Only the number is wanted: tally the lines below that contain the word "观察选项".
-- begin Input for this task --
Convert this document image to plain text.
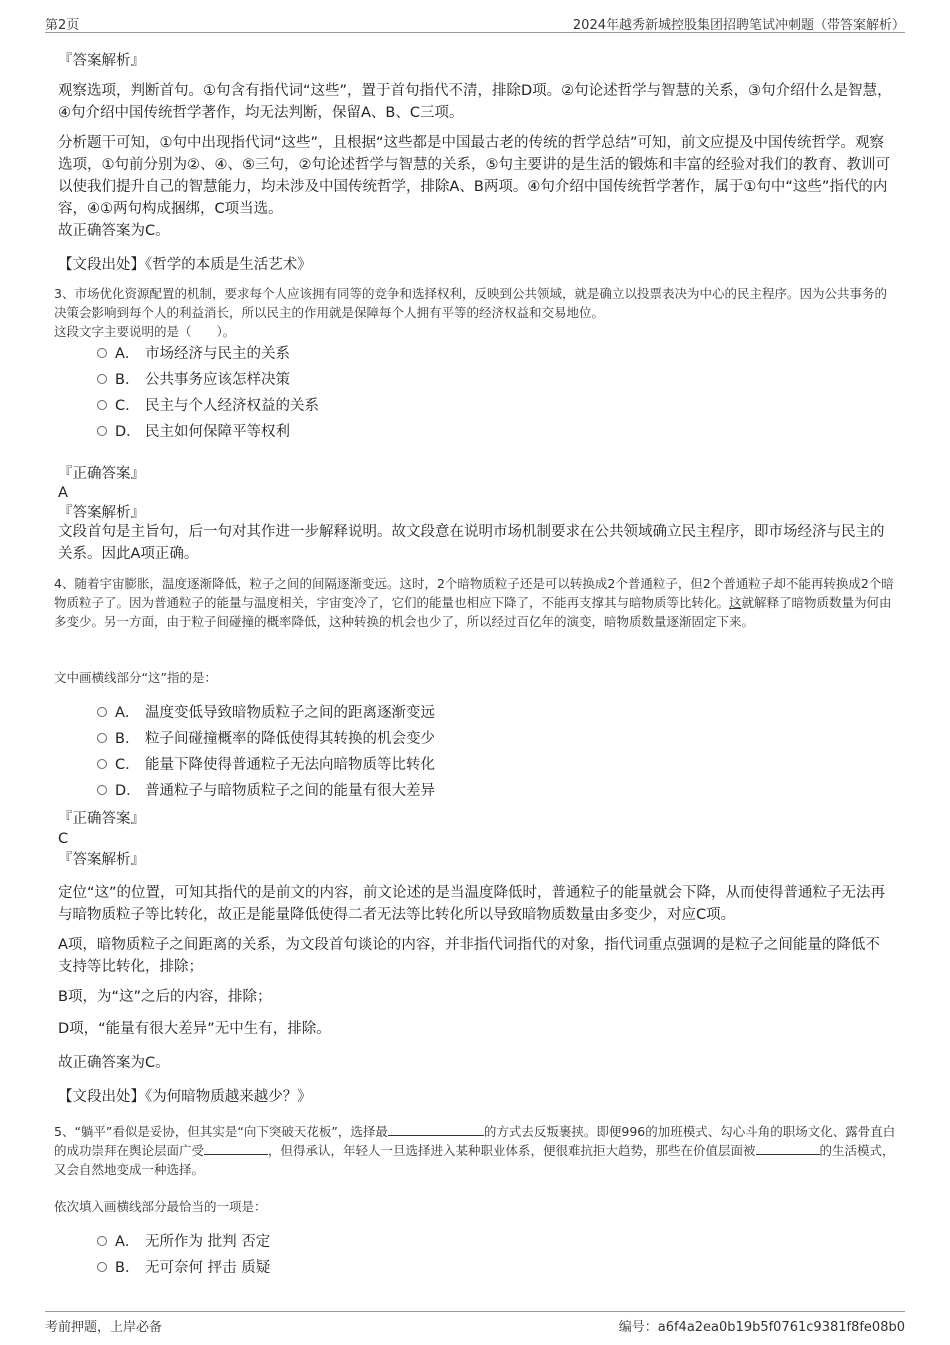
第2页	2024年越秀新城控股集团招聘笔试冲刺题（带答案解析）

『答案解析』

观察选项，判断首句。①句含有指代词“这些”，置于首句指代不清，排除D项。②句论述哲学与智慧的关系，③句介绍什么是智慧，④句介绍中国传统哲学著作，均无法判断，保留A、B、C三项。

分析题干可知，①句中出现指代词“这些”，且根据“这些都是中国最古老的传统的哲学总结”可知，前文应提及中国传统哲学。观察选项，①句前分别为②、④、⑤三句，②句论述哲学与智慧的关系，⑤句主要讲的是生活的锻炼和丰富的经验对我们的教育、教训可以使我们提升自己的智慧能力，均未涉及中国传统哲学，排除A、B两项。④句介绍中国传统哲学著作，属于①句中“这些”指代的内容，④①两句构成捆绑，C项当选。

故正确答案为C。

【文段出处】《哲学的本质是生活艺术》

3、市场优化资源配置的机制，要求每个人应该拥有同等的竞争和选择权利，反映到公共领域，就是确立以投票表决为中心的民主程序。因为公共事务的决策会影响到每个人的利益消长，所以民主的作用就是保障每个人拥有平等的经济权益和交易地位。

这段文字主要说明的是（　　）。

A． 市场经济与民主的关系
B． 公共事务应该怎样决策
C． 民主与个人经济权益的关系
D． 民主如何保障平等权利

『正确答案』

A

『答案解析』

文段首句是主旨句，后一句对其作进一步解释说明。故文段意在说明市场机制要求在公共领域确立民主程序，即市场经济与民主的关系。因此A项正确。

4、随着宇宙膨胀，温度逐渐降低，粒子之间的间隔逐渐变远。这时，2个暗物质粒子还是可以转换成2个普通粒子，但2个普通粒子却不能再转换成2个暗物质粒子了。因为普通粒子的能量与温度相关，宇宙变冷了，它们的能量也相应下降了，不能再支撑其与暗物质等比转化。这就解释了暗物质数量为何由多变少。另一方面，由于粒子间碰撞的概率降低，这种转换的机会也少了，所以经过百亿年的演变，暗物质数量逐渐固定下来。

文中画横线部分“这”指的是：

A． 温度变低导致暗物质粒子之间的距离逐渐变远
B． 粒子间碰撞概率的降低使得其转换的机会变少
C． 能量下降使得普通粒子无法向暗物质等比转化
D． 普通粒子与暗物质粒子之间的能量有很大差异

『正确答案』

C

『答案解析』

定位“这”的位置，可知其指代的是前文的内容，前文论述的是当温度降低时，普通粒子的能量就会下降，从而使得普通粒子无法再与暗物质粒子等比转化，故正是能量降低使得二者无法等比转化所以导致暗物质数量由多变少，对应C项。

A项，暗物质粒子之间距离的关系，为文段首句谈论的内容，并非指代词指代的对象，指代词重点强调的是粒子之间能量的降低不支持等比转化，排除；

B项，为“这”之后的内容，排除；

D项，“能量有很大差异”无中生有，排除。

故正确答案为C。

【文段出处】《为何暗物质越来越少？》

5、“躺平”看似是妥协，但其实是“向下突破天花板”，选择最	的方式去反叛裹挟。即便996的加班模式、勾心斗角的职场文化、露骨直白的成功崇拜在舆论层面广受	，但得承认，年轻人一旦选择进入某种职业体系，便很难抗拒大趋势，那些在价值层面被	的生活模式，又会自然地变成一种选择。

依次填入画横线部分最恰当的一项是：

A． 无所作为 批判 否定
B． 无可奈何 抨击 质疑
考前押题，上岸必备	编号：a6f4a2ea0b19b5f0761c9381f8fe08b0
-- end Input for this task --
Written solution — 2